**Page:**
** BEGIN **
Our photographer will eb around £300 but this is VERY cheap and we get all the edited images on a disc so i can do the storybook myself. Some go as high as £2000!!!


----------



## veganmum2be

our photographer is £100 for 2 hours and all pictures will be edited. theres no limit to the ammount of photos taken, just as many that can be in 2 hours. 

i got it that cheap because i posted on gumtree saying photographer needed and that i wanted to pay £100 only, loads of inexperienced people got in touch but then a qualified photographer with a website to view all wedding pictures got in touch.

i was told about doing this, cos if they dont have a job for this day and someone is looking for something lower priced, then they'll be tempted.
xx


----------



## dontworry

veganmum2be said:


> our photographer is £100 for 2 hours and all pictures will be edited. theres no limit to the ammount of photos taken, just as many that can be in 2 hours.
> 
> i got it that cheap because i posted on gumtree saying photographer needed and that i wanted to pay £100 only, loads of inexperienced people got in touch but then a qualified photographer with a website to view all wedding pictures got in touch.
> 
> i was told about doing this, cos if they dont have a job for this day and someone is looking for something lower priced, then they'll be tempted.
> xx

That is an INCREDIBLE idea, and deal! I'll be on the lookout for an american version of that site... we have Craigslist, but there's got to be something else out there. Thanks for the idea!


----------



## soon2 b wifey

are budget was originall 5 grand but after going over it with wedding planner we are now at 7 grand.


----------



## plutosblue

We have budgeted about 6000 total, but to be honest my mum is paying for most of it.. Me and OH are paying for the honeymoon and church and suits and bridesmaid dresses and so on, my mum is paying for the reception, the wedding dress and transport. Then other people are chipping in, luckily my auntie is a professional cake maker, so she is going to make and decorate my wedding cake, OH's uncle is a proffesional artist and photographer, so we got that covered and then OH's mum is paying for all the flowers :happydance: 

We will figure it all out somehow!!
** END **
Image region annotations listing
** BEGIN **
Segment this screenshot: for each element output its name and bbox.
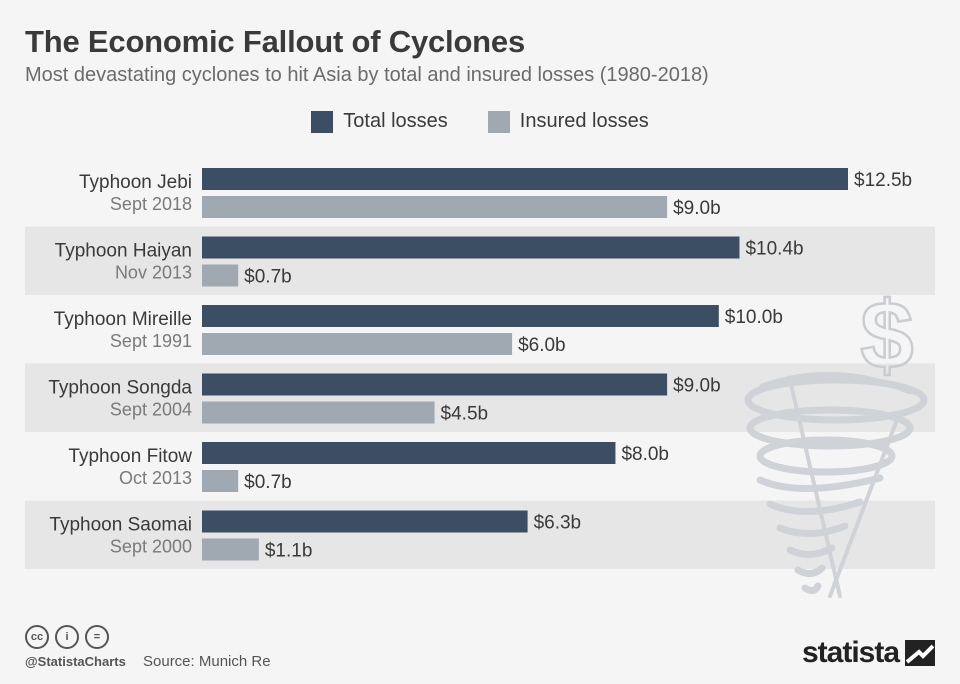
legend: Total losses Insured losses — [0, 110, 960, 133]
bar-total — [202, 236, 740, 259]
category-date-label: Sept 2018 — [110, 194, 192, 214]
data-label-total: $8.0b — [621, 444, 669, 465]
data-label-insured: $4.5b — [441, 404, 489, 425]
statista-logo: statista — [802, 636, 936, 670]
svg-text:$: $ — [860, 282, 913, 389]
source-note: Source: Munich Re — [143, 653, 271, 670]
category-label: Typhoon Jebi — [79, 172, 192, 193]
legend-swatch-insured — [487, 110, 510, 133]
category-label: Typhoon Mireille — [54, 309, 192, 330]
bar-insured — [202, 538, 259, 561]
bar-total — [202, 510, 528, 533]
data-label-total: $10.0b — [725, 307, 783, 328]
data-label-total: $12.5b — [854, 170, 912, 191]
statista-logo-icon — [905, 640, 936, 666]
category-label: Typhoon Fitow — [68, 446, 192, 467]
bar-insured — [202, 196, 668, 218]
dollar-sign-icon: $ — [859, 281, 915, 391]
data-label-insured: $9.0b — [673, 198, 721, 219]
category-date-label: Nov 2013 — [115, 263, 192, 283]
bar-total — [202, 442, 616, 464]
data-label-insured: $6.0b — [518, 335, 566, 356]
legend-label-insured: Insured losses — [519, 110, 649, 132]
statista-wordmark: statista — [802, 636, 900, 669]
bar-total — [202, 168, 848, 190]
category-label: Typhoon Songda — [48, 378, 192, 399]
category-date-label: Sept 2000 — [110, 537, 192, 557]
legend-label-total: Total losses — [343, 110, 448, 132]
cc-icon: cc — [25, 625, 49, 649]
category-label: Typhoon Saomai — [49, 515, 192, 536]
data-label-insured: $1.1b — [265, 541, 313, 562]
no-derivatives-icon: = — [85, 625, 109, 649]
bar-insured — [202, 264, 239, 287]
attribution-icon: i — [55, 625, 79, 649]
data-label-insured: $0.7b — [244, 267, 292, 288]
data-label-total: $10.4b — [745, 239, 803, 260]
data-label-insured: $0.7b — [244, 472, 292, 493]
data-label-total: $9.0b — [673, 376, 721, 397]
chart-subtitle: Most devastating cyclones to hit Asia by… — [25, 64, 709, 86]
license-icons: cc i = — [25, 625, 109, 649]
bar-total — [202, 373, 668, 396]
data-label-total: $6.3b — [534, 513, 582, 534]
category-date-label: Oct 2013 — [119, 468, 192, 488]
bar-insured — [202, 401, 435, 424]
tornado-icon — [744, 371, 928, 598]
bar-total — [202, 305, 719, 327]
category-date-label: Sept 1991 — [110, 331, 192, 351]
legend-item-insured: Insured losses — [487, 110, 649, 133]
chart-title: The Economic Fallout of Cyclones — [25, 24, 525, 59]
twitter-handle: @StatistaCharts — [25, 654, 126, 669]
legend-swatch-total — [311, 110, 334, 133]
category-label: Typhoon Haiyan — [55, 241, 192, 262]
bar-insured — [202, 333, 513, 355]
bar-insured — [202, 470, 239, 492]
legend-item-total: Total losses — [311, 110, 448, 133]
category-date-label: Sept 2004 — [110, 400, 192, 420]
** END **
**What you need to do:**
(A) Reproduce the passage of the wedding-budget thread starting with "That is an INCREDIBLE" and going on through "for the idea!".
(B) Transcribe only the lines of the listing starting with the line with "legend: Total losses" and going on through the line with "category-label: Typhoon Songda", both of those lines included.
The wedding-budget forum thread and the listing are unrelated pieces of material.

**Solved tasks:**
(A)
That is an INCREDIBLE idea, and deal! I'll be on the lookout for an american version of that site... we have Craigslist, but there's got to be something else out there. Thanks for the idea!

(B)
legend: Total losses Insured losses — [0, 110, 960, 133]
bar-total — [202, 236, 740, 259]
category-date-label: Sept 2018 — [110, 194, 192, 214]
data-label-total: $8.0b — [621, 444, 669, 465]
data-label-insured: $4.5b — [441, 404, 489, 425]
statista-logo: statista — [802, 636, 936, 670]
svg-text:$: $ — [860, 282, 913, 389]
source-note: Source: Munich Re — [143, 653, 271, 670]
category-label: Typhoon Jebi — [79, 172, 192, 193]
legend-swatch-insured — [487, 110, 510, 133]
category-label: Typhoon Mireille — [54, 309, 192, 330]
bar-insured — [202, 538, 259, 561]
bar-total — [202, 510, 528, 533]
data-label-total: $10.0b — [725, 307, 783, 328]
data-label-total: $12.5b — [854, 170, 912, 191]
statista-logo-icon — [905, 640, 936, 666]
category-label: Typhoon Fitow — [68, 446, 192, 467]
bar-insured — [202, 196, 668, 218]
dollar-sign-icon: $ — [859, 281, 915, 391]
data-label-insured: $9.0b — [673, 198, 721, 219]
category-date-label: Nov 2013 — [115, 263, 192, 283]
bar-total — [202, 442, 616, 464]
data-label-insured: $6.0b — [518, 335, 566, 356]
legend-label-insured: Insured losses — [519, 110, 649, 132]
statista-wordmark: statista — [802, 636, 900, 669]
bar-total — [202, 168, 848, 190]
category-label: Typhoon Songda — [48, 378, 192, 399]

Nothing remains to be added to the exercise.